Please restate the following records word for word.

Start of DATA LISTING

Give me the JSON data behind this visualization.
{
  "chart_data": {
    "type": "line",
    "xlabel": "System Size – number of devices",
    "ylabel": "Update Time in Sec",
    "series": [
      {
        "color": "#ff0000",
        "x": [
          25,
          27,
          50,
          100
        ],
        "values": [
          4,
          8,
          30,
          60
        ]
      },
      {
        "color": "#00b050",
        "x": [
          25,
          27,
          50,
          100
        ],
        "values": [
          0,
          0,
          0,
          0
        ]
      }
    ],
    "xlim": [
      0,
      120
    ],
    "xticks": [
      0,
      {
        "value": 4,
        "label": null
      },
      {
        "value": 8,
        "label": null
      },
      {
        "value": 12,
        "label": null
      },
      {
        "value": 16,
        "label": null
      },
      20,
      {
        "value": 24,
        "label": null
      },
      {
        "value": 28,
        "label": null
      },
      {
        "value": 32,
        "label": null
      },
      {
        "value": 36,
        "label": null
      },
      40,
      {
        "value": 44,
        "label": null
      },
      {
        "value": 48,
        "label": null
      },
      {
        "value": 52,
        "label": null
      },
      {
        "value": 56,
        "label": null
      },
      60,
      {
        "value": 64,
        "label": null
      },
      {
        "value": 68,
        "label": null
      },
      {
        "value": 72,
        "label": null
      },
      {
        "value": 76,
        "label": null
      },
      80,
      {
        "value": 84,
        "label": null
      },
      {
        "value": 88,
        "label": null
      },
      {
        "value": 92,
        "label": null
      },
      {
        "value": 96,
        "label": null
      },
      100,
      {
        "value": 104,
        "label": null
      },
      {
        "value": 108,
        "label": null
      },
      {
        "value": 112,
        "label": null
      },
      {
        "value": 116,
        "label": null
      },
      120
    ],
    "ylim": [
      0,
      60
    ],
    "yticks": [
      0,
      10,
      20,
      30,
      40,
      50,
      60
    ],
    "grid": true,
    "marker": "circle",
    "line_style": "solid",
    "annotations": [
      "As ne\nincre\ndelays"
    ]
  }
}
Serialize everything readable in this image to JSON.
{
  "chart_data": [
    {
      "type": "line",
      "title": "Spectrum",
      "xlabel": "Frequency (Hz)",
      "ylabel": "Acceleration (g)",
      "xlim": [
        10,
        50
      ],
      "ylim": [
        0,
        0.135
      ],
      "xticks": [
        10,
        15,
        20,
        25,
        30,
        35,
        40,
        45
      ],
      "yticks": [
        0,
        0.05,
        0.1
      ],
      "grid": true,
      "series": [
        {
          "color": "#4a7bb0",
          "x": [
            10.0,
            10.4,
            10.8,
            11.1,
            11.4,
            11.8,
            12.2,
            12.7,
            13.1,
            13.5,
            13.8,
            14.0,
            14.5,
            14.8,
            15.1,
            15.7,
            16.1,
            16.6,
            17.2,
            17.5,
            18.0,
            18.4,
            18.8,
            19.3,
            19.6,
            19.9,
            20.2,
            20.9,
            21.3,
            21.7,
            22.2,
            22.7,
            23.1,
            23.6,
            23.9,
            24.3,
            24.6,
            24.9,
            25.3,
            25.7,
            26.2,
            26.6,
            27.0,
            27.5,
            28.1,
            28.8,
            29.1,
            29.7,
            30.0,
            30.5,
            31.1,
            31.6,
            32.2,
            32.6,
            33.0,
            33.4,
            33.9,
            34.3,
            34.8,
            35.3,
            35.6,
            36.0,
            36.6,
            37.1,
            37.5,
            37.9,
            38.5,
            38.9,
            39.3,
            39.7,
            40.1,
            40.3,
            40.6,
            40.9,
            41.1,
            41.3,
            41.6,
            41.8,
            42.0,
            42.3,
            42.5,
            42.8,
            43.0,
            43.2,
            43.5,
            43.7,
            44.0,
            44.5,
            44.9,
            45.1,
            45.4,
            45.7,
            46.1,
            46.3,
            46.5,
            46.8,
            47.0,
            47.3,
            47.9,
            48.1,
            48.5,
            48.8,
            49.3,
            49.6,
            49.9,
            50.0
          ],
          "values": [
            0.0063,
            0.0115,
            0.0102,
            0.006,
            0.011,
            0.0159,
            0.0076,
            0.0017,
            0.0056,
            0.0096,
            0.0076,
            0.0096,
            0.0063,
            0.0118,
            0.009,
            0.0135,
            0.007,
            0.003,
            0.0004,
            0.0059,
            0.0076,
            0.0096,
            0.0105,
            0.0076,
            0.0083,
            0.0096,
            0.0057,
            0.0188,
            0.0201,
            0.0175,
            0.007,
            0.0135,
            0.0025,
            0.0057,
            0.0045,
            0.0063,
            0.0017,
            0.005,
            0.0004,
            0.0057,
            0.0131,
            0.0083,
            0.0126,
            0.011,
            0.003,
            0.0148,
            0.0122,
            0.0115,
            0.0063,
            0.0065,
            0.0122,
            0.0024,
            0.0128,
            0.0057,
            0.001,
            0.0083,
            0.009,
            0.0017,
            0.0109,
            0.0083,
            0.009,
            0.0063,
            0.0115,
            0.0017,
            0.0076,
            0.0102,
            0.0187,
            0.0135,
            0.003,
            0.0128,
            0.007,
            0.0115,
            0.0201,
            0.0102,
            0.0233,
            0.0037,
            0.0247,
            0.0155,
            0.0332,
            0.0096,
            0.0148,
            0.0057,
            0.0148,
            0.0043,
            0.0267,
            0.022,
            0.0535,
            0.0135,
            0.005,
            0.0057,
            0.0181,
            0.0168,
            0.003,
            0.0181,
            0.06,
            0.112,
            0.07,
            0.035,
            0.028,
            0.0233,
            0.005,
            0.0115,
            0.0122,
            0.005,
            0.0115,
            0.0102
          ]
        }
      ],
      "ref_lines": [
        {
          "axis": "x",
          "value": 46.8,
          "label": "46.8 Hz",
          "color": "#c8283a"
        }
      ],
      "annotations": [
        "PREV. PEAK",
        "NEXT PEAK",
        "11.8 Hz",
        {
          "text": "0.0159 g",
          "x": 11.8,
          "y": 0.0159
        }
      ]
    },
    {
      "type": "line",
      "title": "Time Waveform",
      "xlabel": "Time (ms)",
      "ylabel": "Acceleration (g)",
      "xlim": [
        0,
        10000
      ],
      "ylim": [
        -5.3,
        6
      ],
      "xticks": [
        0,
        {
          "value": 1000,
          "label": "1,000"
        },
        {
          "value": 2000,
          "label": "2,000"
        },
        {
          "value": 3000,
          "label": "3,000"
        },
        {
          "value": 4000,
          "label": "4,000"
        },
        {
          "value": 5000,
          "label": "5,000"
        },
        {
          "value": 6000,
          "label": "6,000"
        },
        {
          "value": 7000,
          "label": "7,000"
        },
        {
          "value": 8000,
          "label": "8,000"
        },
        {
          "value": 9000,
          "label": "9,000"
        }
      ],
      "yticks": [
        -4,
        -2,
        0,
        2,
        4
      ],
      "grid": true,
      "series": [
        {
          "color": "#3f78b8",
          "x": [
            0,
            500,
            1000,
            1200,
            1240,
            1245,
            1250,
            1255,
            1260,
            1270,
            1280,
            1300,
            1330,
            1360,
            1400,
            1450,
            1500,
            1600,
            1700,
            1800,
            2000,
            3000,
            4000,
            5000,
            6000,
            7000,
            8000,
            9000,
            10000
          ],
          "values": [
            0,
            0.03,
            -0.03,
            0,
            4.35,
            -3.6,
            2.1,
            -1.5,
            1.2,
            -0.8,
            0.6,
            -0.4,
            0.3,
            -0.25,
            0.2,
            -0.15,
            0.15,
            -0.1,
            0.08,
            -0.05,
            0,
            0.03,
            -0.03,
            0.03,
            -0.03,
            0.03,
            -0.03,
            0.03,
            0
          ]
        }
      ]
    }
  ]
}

End of DATA LISTING

COMPLETED EXERCISE -
Give me the JSON data behind this visualization.
{
  "chart_data": {
    "type": "line",
    "xlabel": "System Size – number of devices",
    "ylabel": "Update Time in Sec",
    "series": [
      {
        "color": "#ff0000",
        "x": [
          25,
          27,
          50,
          100
        ],
        "values": [
          4,
          8,
          30,
          60
        ]
      },
      {
        "color": "#00b050",
        "x": [
          25,
          27,
          50,
          100
        ],
        "values": [
          0,
          0,
          0,
          0
        ]
      }
    ],
    "xlim": [
      0,
      120
    ],
    "xticks": [
      0,
      {
        "value": 4,
        "label": null
      },
      {
        "value": 8,
        "label": null
      },
      {
        "value": 12,
        "label": null
      },
      {
        "value": 16,
        "label": null
      },
      20,
      {
        "value": 24,
        "label": null
      },
      {
        "value": 28,
        "label": null
      },
      {
        "value": 32,
        "label": null
      },
      {
        "value": 36,
        "label": null
      },
      40,
      {
        "value": 44,
        "label": null
      },
      {
        "value": 48,
        "label": null
      },
      {
        "value": 52,
        "label": null
      },
      {
        "value": 56,
        "label": null
      },
      60,
      {
        "value": 64,
        "label": null
      },
      {
        "value": 68,
        "label": null
      },
      {
        "value": 72,
        "label": null
      },
      {
        "value": 76,
        "label": null
      },
      80,
      {
        "value": 84,
        "label": null
      },
      {
        "value": 88,
        "label": null
      },
      {
        "value": 92,
        "label": null
      },
      {
        "value": 96,
        "label": null
      },
      100,
      {
        "value": 104,
        "label": null
      },
      {
        "value": 108,
        "label": null
      },
      {
        "value": 112,
        "label": null
      },
      {
        "value": 116,
        "label": null
      },
      120
    ],
    "ylim": [
      0,
      60
    ],
    "yticks": [
      0,
      10,
      20,
      30,
      40,
      50,
      60
    ],
    "grid": true,
    "marker": "circle",
    "line_style": "solid",
    "annotations": [
      "As ne\nincre\ndelays"
    ]
  }
}
Serialize everything readable in this image to JSON.
{
  "chart_data": [
    {
      "type": "line",
      "title": "Spectrum",
      "xlabel": "Frequency (Hz)",
      "ylabel": "Acceleration (g)",
      "xlim": [
        10,
        50
      ],
      "ylim": [
        0,
        0.135
      ],
      "xticks": [
        10,
        15,
        20,
        25,
        30,
        35,
        40,
        45
      ],
      "yticks": [
        0,
        0.05,
        0.1
      ],
      "grid": true,
      "series": [
        {
          "color": "#4a7bb0",
          "x": [
            10.0,
            10.4,
            10.8,
            11.1,
            11.4,
            11.8,
            12.2,
            12.7,
            13.1,
            13.5,
            13.8,
            14.0,
            14.5,
            14.8,
            15.1,
            15.7,
            16.1,
            16.6,
            17.2,
            17.5,
            18.0,
            18.4,
            18.8,
            19.3,
            19.6,
            19.9,
            20.2,
            20.9,
            21.3,
            21.7,
            22.2,
            22.7,
            23.1,
            23.6,
            23.9,
            24.3,
            24.6,
            24.9,
            25.3,
            25.7,
            26.2,
            26.6,
            27.0,
            27.5,
            28.1,
            28.8,
            29.1,
            29.7,
            30.0,
            30.5,
            31.1,
            31.6,
            32.2,
            32.6,
            33.0,
            33.4,
            33.9,
            34.3,
            34.8,
            35.3,
            35.6,
            36.0,
            36.6,
            37.1,
            37.5,
            37.9,
            38.5,
            38.9,
            39.3,
            39.7,
            40.1,
            40.3,
            40.6,
            40.9,
            41.1,
            41.3,
            41.6,
            41.8,
            42.0,
            42.3,
            42.5,
            42.8,
            43.0,
            43.2,
            43.5,
            43.7,
            44.0,
            44.5,
            44.9,
            45.1,
            45.4,
            45.7,
            46.1,
            46.3,
            46.5,
            46.8,
            47.0,
            47.3,
            47.9,
            48.1,
            48.5,
            48.8,
            49.3,
            49.6,
            49.9,
            50.0
          ],
          "values": [
            0.0063,
            0.0115,
            0.0102,
            0.006,
            0.011,
            0.0159,
            0.0076,
            0.0017,
            0.0056,
            0.0096,
            0.0076,
            0.0096,
            0.0063,
            0.0118,
            0.009,
            0.0135,
            0.007,
            0.003,
            0.0004,
            0.0059,
            0.0076,
            0.0096,
            0.0105,
            0.0076,
            0.0083,
            0.0096,
            0.0057,
            0.0188,
            0.0201,
            0.0175,
            0.007,
            0.0135,
            0.0025,
            0.0057,
            0.0045,
            0.0063,
            0.0017,
            0.005,
            0.0004,
            0.0057,
            0.0131,
            0.0083,
            0.0126,
            0.011,
            0.003,
            0.0148,
            0.0122,
            0.0115,
            0.0063,
            0.0065,
            0.0122,
            0.0024,
            0.0128,
            0.0057,
            0.001,
            0.0083,
            0.009,
            0.0017,
            0.0109,
            0.0083,
            0.009,
            0.0063,
            0.0115,
            0.0017,
            0.0076,
            0.0102,
            0.0187,
            0.0135,
            0.003,
            0.0128,
            0.007,
            0.0115,
            0.0201,
            0.0102,
            0.0233,
            0.0037,
            0.0247,
            0.0155,
            0.0332,
            0.0096,
            0.0148,
            0.0057,
            0.0148,
            0.0043,
            0.0267,
            0.022,
            0.0535,
            0.0135,
            0.005,
            0.0057,
            0.0181,
            0.0168,
            0.003,
            0.0181,
            0.06,
            0.112,
            0.07,
            0.035,
            0.028,
            0.0233,
            0.005,
            0.0115,
            0.0122,
            0.005,
            0.0115,
            0.0102
          ]
        }
      ],
      "ref_lines": [
        {
          "axis": "x",
          "value": 46.8,
          "label": "46.8 Hz",
          "color": "#c8283a"
        }
      ],
      "annotations": [
        "PREV. PEAK",
        "NEXT PEAK",
        "11.8 Hz",
        {
          "text": "0.0159 g",
          "x": 11.8,
          "y": 0.0159
        }
      ]
    },
    {
      "type": "line",
      "title": "Time Waveform",
      "xlabel": "Time (ms)",
      "ylabel": "Acceleration (g)",
      "xlim": [
        0,
        10000
      ],
      "ylim": [
        -5.3,
        6
      ],
      "xticks": [
        0,
        {
          "value": 1000,
          "label": "1,000"
        },
        {
          "value": 2000,
          "label": "2,000"
        },
        {
          "value": 3000,
          "label": "3,000"
        },
        {
          "value": 4000,
          "label": "4,000"
        },
        {
          "value": 5000,
          "label": "5,000"
        },
        {
          "value": 6000,
          "label": "6,000"
        },
        {
          "value": 7000,
          "label": "7,000"
        },
        {
          "value": 8000,
          "label": "8,000"
        },
        {
          "value": 9000,
          "label": "9,000"
        }
      ],
      "yticks": [
        -4,
        -2,
        0,
        2,
        4
      ],
      "grid": true,
      "series": [
        {
          "color": "#3f78b8",
          "x": [
            0,
            500,
            1000,
            1200,
            1240,
            1245,
            1250,
            1255,
            1260,
            1270,
            1280,
            1300,
            1330,
            1360,
            1400,
            1450,
            1500,
            1600,
            1700,
            1800,
            2000,
            3000,
            4000,
            5000,
            6000,
            7000,
            8000,
            9000,
            10000
          ],
          "values": [
            0,
            0.03,
            -0.03,
            0,
            4.35,
            -3.6,
            2.1,
            -1.5,
            1.2,
            -0.8,
            0.6,
            -0.4,
            0.3,
            -0.25,
            0.2,
            -0.15,
            0.15,
            -0.1,
            0.08,
            -0.05,
            0,
            0.03,
            -0.03,
            0.03,
            -0.03,
            0.03,
            -0.03,
            0.03,
            0
          ]
        }
      ]
    }
  ]
}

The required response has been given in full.